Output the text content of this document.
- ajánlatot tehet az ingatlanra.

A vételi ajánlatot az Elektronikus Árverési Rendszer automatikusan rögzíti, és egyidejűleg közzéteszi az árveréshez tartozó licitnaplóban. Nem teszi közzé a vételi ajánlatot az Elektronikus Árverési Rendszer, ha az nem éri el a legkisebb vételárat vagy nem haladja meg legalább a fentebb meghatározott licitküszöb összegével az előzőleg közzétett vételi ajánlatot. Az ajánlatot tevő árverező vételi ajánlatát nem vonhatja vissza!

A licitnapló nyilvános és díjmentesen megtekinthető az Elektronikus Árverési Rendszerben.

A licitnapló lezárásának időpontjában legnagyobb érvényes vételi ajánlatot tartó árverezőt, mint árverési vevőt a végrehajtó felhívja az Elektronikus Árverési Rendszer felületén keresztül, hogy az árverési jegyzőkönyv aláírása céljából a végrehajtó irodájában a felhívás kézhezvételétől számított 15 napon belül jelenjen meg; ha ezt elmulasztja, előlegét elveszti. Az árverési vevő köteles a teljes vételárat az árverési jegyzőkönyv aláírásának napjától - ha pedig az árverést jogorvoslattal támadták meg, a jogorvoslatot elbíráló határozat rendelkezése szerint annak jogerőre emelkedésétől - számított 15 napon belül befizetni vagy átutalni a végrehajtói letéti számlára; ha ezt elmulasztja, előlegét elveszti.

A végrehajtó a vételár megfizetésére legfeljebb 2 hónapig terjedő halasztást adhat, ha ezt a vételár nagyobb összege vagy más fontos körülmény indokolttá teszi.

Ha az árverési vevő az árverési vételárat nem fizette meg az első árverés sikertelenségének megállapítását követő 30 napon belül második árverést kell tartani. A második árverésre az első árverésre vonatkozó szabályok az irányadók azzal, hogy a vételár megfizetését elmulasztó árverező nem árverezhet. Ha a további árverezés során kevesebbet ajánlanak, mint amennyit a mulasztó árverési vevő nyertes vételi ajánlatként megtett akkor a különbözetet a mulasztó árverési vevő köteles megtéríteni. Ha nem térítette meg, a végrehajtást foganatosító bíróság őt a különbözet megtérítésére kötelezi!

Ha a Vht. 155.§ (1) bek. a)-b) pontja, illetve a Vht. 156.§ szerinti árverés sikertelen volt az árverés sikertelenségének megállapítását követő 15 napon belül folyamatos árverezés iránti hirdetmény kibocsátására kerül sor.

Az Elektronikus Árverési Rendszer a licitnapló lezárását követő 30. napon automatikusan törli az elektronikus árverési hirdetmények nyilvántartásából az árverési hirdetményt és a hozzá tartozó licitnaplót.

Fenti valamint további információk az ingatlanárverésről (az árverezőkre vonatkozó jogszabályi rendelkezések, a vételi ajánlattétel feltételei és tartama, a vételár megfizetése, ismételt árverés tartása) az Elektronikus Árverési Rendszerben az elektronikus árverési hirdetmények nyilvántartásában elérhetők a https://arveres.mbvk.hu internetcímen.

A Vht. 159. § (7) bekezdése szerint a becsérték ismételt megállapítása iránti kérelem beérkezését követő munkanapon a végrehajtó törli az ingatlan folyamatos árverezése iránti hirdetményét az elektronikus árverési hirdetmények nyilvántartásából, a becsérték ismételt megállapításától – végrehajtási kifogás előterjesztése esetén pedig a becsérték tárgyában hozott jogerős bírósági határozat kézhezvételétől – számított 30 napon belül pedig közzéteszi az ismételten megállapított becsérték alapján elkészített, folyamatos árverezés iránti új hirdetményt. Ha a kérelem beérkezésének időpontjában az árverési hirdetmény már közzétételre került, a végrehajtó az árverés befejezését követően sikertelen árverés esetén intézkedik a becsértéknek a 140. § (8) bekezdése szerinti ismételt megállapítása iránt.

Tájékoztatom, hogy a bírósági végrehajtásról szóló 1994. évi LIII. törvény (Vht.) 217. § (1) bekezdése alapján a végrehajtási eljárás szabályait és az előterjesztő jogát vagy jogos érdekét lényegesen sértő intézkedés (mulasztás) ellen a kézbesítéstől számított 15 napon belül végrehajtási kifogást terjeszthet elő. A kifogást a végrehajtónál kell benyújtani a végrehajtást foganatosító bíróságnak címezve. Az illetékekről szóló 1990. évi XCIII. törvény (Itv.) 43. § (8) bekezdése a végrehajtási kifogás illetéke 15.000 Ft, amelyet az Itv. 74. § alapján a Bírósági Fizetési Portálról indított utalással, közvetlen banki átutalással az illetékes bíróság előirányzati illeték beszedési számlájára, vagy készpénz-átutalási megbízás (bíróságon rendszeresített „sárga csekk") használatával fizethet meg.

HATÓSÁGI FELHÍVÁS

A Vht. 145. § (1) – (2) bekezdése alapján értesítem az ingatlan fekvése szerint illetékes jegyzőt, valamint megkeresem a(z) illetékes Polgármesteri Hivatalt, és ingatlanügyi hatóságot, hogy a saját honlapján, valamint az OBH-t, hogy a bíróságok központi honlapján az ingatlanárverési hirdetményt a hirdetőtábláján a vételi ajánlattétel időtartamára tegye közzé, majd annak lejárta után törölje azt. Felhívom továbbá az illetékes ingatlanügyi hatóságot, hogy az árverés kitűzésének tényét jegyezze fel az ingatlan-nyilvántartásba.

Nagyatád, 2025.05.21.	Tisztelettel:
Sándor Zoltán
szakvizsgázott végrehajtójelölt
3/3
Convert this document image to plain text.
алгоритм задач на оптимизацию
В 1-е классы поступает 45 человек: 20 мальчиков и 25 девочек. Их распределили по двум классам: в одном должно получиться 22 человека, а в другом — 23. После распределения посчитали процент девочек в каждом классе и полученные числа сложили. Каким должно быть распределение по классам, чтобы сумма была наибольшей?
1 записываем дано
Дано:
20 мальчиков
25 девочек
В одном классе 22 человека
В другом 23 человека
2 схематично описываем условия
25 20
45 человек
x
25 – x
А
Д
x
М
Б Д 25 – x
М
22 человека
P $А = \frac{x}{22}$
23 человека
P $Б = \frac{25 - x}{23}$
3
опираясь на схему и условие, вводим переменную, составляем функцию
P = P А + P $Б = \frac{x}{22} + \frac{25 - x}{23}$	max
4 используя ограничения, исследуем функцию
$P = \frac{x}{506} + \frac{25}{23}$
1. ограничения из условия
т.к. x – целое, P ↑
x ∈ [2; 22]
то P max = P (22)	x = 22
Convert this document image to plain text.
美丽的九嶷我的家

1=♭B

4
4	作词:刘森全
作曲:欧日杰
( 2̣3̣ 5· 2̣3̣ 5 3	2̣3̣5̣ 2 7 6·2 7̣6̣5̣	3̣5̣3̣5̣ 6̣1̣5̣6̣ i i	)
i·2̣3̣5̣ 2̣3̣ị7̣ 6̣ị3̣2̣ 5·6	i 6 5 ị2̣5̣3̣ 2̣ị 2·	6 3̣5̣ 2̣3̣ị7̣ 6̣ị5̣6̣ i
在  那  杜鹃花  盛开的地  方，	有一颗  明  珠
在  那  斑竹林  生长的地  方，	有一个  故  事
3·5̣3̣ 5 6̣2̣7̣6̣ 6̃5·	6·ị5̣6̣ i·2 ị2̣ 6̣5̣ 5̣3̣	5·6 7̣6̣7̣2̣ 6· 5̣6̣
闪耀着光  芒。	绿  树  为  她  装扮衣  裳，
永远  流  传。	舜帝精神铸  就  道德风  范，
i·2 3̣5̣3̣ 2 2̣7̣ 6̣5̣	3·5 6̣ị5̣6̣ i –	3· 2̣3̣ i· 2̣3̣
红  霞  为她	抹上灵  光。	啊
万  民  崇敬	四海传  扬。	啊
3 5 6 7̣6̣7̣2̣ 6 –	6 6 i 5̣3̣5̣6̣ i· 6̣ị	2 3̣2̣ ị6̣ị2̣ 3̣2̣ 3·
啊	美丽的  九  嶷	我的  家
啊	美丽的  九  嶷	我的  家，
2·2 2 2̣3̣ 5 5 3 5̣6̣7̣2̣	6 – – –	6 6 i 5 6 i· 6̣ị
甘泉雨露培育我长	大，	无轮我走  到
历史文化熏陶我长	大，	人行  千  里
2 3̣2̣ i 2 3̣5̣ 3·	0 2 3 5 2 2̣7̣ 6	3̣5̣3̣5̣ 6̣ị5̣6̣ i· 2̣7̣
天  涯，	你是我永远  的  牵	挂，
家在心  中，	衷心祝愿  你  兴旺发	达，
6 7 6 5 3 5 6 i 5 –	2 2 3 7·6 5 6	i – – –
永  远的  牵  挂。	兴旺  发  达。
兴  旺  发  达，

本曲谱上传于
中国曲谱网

→ **WHAT YOU SHOULD DO**:
Copy out each line of the listing that holds "девочек".

→ **TASK ANSWER**:
В 1-е классы поступает 45 человек: 20 мальчиков и 25 девочек. Их распределили по двум классам: в одном должно получиться 22 человека, а в другом — 23. После распределения посчитали процент девочек в каждом классе и полученные числа сложили. Каким должно быть распределение по классам, чтобы сумма была наибольшей?
25 девочек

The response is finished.